## Task material:
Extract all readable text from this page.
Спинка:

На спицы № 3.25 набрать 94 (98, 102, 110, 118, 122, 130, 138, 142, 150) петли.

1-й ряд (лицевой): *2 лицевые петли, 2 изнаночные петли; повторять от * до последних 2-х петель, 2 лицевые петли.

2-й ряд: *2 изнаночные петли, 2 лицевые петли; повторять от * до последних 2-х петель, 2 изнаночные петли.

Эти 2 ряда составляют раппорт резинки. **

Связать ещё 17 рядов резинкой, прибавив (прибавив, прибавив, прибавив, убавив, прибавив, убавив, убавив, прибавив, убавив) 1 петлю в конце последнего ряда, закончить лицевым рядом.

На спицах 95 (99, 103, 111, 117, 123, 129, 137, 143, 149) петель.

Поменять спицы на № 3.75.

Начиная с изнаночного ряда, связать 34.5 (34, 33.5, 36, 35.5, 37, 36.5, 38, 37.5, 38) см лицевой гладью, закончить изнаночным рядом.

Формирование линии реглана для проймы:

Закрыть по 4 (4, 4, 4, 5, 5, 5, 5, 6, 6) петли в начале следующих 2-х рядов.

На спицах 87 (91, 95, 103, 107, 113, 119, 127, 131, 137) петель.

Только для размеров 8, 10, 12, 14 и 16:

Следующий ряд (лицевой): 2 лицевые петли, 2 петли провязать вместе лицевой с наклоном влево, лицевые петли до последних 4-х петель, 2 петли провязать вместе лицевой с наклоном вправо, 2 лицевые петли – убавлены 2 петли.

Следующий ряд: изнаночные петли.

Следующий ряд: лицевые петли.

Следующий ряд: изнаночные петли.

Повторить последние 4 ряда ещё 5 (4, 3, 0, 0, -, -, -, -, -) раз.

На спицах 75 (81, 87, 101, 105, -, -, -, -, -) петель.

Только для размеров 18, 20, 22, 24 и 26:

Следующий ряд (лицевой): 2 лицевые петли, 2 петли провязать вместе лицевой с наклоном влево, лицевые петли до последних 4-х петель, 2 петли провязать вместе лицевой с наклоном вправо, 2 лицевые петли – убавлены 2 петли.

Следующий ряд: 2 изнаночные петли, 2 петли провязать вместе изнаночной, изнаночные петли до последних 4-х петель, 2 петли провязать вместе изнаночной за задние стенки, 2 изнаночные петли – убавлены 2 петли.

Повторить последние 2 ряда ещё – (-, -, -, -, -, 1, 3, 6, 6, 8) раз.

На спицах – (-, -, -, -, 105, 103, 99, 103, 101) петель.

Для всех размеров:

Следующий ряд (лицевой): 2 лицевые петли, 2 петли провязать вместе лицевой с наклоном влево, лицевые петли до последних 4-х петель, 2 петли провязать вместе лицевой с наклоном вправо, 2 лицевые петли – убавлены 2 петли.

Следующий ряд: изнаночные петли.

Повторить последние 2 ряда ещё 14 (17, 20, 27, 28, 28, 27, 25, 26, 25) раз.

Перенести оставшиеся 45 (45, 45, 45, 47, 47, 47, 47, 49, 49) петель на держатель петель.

## Task to complete:
Output all of the data again, exactly.

## The answer:
Extract all readable text from this page.
Спинка:

На спицы № 3.25 набрать 94 (98, 102, 110, 118, 122, 130, 138, 142, 150) петли.

1-й ряд (лицевой): *2 лицевые петли, 2 изнаночные петли; повторять от * до последних 2-х петель, 2 лицевые петли.

2-й ряд: *2 изнаночные петли, 2 лицевые петли; повторять от * до последних 2-х петель, 2 изнаночные петли.

Эти 2 ряда составляют раппорт резинки. **

Связать ещё 17 рядов резинкой, прибавив (прибавив, прибавив, прибавив, убавив, прибавив, убавив, убавив, прибавив, убавив) 1 петлю в конце последнего ряда, закончить лицевым рядом.

На спицах 95 (99, 103, 111, 117, 123, 129, 137, 143, 149) петель.

Поменять спицы на № 3.75.

Начиная с изнаночного ряда, связать 34.5 (34, 33.5, 36, 35.5, 37, 36.5, 38, 37.5, 38) см лицевой гладью, закончить изнаночным рядом.

Формирование линии реглана для проймы:

Закрыть по 4 (4, 4, 4, 5, 5, 5, 5, 6, 6) петли в начале следующих 2-х рядов.

На спицах 87 (91, 95, 103, 107, 113, 119, 127, 131, 137) петель.

Только для размеров 8, 10, 12, 14 и 16:

Следующий ряд (лицевой): 2 лицевые петли, 2 петли провязать вместе лицевой с наклоном влево, лицевые петли до последних 4-х петель, 2 петли провязать вместе лицевой с наклоном вправо, 2 лицевые петли – убавлены 2 петли.

Следующий ряд: изнаночные петли.

Следующий ряд: лицевые петли.

Следующий ряд: изнаночные петли.

Повторить последние 4 ряда ещё 5 (4, 3, 0, 0, -, -, -, -, -) раз.

На спицах 75 (81, 87, 101, 105, -, -, -, -, -) петель.

Только для размеров 18, 20, 22, 24 и 26:

Следующий ряд (лицевой): 2 лицевые петли, 2 петли провязать вместе лицевой с наклоном влево, лицевые петли до последних 4-х петель, 2 петли провязать вместе лицевой с наклоном вправо, 2 лицевые петли – убавлены 2 петли.

Следующий ряд: 2 изнаночные петли, 2 петли провязать вместе изнаночной, изнаночные петли до последних 4-х петель, 2 петли провязать вместе изнаночной за задние стенки, 2 изнаночные петли – убавлены 2 петли.

Повторить последние 2 ряда ещё – (-, -, -, -, -, 1, 3, 6, 6, 8) раз.

На спицах – (-, -, -, -, 105, 103, 99, 103, 101) петель.

Для всех размеров:

Следующий ряд (лицевой): 2 лицевые петли, 2 петли провязать вместе лицевой с наклоном влево, лицевые петли до последних 4-х петель, 2 петли провязать вместе лицевой с наклоном вправо, 2 лицевые петли – убавлены 2 петли.

Следующий ряд: изнаночные петли.

Повторить последние 2 ряда ещё 14 (17, 20, 27, 28, 28, 27, 25, 26, 25) раз.

Перенести оставшиеся 45 (45, 45, 45, 47, 47, 47, 47, 49, 49) петель на держатель петель.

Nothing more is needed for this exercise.